DATA IN THIS EXERCISE:
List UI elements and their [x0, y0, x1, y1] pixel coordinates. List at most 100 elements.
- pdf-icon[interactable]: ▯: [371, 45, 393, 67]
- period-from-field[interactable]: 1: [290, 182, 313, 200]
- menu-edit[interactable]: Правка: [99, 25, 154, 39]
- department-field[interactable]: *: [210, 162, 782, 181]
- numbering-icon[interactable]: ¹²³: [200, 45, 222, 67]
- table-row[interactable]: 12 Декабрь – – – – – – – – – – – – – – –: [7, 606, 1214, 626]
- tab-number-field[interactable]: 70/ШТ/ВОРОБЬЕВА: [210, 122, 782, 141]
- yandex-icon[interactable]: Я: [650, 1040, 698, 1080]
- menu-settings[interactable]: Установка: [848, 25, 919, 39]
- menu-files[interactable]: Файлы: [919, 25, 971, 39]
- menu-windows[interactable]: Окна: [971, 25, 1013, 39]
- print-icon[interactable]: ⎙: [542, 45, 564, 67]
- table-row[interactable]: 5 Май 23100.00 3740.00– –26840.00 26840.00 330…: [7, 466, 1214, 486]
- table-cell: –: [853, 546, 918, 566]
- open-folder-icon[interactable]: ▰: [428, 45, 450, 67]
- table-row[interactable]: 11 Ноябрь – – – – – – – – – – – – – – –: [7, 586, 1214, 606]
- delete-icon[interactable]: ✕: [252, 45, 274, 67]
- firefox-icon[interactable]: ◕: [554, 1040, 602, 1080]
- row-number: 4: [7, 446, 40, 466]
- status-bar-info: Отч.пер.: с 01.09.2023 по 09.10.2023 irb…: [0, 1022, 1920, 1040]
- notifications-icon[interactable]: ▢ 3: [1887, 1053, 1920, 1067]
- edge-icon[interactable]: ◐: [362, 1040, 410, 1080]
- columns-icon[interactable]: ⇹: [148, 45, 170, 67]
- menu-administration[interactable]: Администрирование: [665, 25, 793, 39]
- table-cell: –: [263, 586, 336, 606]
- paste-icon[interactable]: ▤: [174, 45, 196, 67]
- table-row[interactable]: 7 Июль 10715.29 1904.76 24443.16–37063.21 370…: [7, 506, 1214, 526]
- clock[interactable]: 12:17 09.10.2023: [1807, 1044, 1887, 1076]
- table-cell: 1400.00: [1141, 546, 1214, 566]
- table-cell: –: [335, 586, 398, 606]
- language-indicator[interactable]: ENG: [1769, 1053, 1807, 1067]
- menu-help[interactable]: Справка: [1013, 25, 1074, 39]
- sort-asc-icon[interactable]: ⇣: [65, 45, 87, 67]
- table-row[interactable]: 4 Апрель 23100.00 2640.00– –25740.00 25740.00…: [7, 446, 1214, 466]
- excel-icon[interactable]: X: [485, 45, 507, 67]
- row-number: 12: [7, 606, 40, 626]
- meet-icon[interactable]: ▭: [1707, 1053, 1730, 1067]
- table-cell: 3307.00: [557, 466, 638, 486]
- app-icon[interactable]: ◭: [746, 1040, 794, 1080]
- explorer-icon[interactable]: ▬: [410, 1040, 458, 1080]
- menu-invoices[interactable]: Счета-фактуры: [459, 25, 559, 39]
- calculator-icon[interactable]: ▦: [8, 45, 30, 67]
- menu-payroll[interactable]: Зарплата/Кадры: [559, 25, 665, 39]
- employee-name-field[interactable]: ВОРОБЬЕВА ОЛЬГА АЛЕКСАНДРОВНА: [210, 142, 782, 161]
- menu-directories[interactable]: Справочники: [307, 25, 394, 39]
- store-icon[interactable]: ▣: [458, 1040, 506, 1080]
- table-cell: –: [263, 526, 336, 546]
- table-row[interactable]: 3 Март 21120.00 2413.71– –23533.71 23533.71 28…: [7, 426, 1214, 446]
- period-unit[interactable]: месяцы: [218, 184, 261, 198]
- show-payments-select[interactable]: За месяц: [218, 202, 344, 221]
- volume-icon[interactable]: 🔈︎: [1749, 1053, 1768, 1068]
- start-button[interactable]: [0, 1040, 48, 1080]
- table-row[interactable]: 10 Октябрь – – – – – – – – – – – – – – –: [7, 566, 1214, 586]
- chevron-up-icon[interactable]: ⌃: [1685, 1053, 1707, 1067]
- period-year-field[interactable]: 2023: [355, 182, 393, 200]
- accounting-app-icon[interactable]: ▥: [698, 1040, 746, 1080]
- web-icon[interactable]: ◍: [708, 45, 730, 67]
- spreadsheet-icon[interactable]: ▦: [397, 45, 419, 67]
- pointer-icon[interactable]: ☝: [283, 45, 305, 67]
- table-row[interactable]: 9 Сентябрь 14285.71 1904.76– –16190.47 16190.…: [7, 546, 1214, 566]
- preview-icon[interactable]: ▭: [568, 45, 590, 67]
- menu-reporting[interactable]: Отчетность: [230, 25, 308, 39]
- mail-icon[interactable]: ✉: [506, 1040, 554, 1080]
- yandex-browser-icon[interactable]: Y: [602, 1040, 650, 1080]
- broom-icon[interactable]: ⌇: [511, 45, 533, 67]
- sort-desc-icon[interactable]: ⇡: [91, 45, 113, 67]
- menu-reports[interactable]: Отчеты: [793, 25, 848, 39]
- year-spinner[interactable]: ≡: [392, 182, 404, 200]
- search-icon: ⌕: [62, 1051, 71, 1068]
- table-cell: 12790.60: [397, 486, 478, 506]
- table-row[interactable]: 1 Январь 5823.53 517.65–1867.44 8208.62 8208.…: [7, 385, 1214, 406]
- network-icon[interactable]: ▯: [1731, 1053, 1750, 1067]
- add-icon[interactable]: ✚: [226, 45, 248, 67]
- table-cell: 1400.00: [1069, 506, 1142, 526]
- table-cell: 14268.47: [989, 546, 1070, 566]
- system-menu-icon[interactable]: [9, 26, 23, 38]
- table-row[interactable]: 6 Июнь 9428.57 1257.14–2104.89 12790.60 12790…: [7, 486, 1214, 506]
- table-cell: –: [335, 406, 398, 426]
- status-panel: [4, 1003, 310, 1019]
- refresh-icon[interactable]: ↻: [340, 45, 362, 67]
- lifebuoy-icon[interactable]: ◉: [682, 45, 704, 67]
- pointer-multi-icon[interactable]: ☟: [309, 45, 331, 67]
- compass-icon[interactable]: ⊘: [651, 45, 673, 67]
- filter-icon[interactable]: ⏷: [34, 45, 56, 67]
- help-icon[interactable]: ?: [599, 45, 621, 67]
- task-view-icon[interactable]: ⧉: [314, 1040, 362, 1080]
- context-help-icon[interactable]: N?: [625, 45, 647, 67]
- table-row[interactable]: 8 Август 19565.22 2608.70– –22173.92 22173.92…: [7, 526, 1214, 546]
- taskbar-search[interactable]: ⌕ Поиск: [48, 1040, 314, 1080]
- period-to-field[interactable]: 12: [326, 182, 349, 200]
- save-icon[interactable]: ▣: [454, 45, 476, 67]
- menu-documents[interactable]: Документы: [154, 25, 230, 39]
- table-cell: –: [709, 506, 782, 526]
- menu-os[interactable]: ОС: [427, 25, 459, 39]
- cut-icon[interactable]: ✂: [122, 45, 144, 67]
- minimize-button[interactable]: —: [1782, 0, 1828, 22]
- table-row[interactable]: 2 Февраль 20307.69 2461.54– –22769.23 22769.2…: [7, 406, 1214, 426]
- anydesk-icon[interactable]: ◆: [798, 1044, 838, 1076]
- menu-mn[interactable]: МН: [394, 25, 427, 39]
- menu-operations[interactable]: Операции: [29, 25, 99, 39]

TO BE DONE: Pull out the material from its first line through the line containing "- menu-edit[interactable]: Правка: [99, 25, 154, 39]", both included, and reproduce those lines unchanged.

THE OUTPUT:
List UI elements and their [x0, y0, x1, y1] pixel coordinates. List at most 100 elements.
- pdf-icon[interactable]: ▯: [371, 45, 393, 67]
- period-from-field[interactable]: 1: [290, 182, 313, 200]
- menu-edit[interactable]: Правка: [99, 25, 154, 39]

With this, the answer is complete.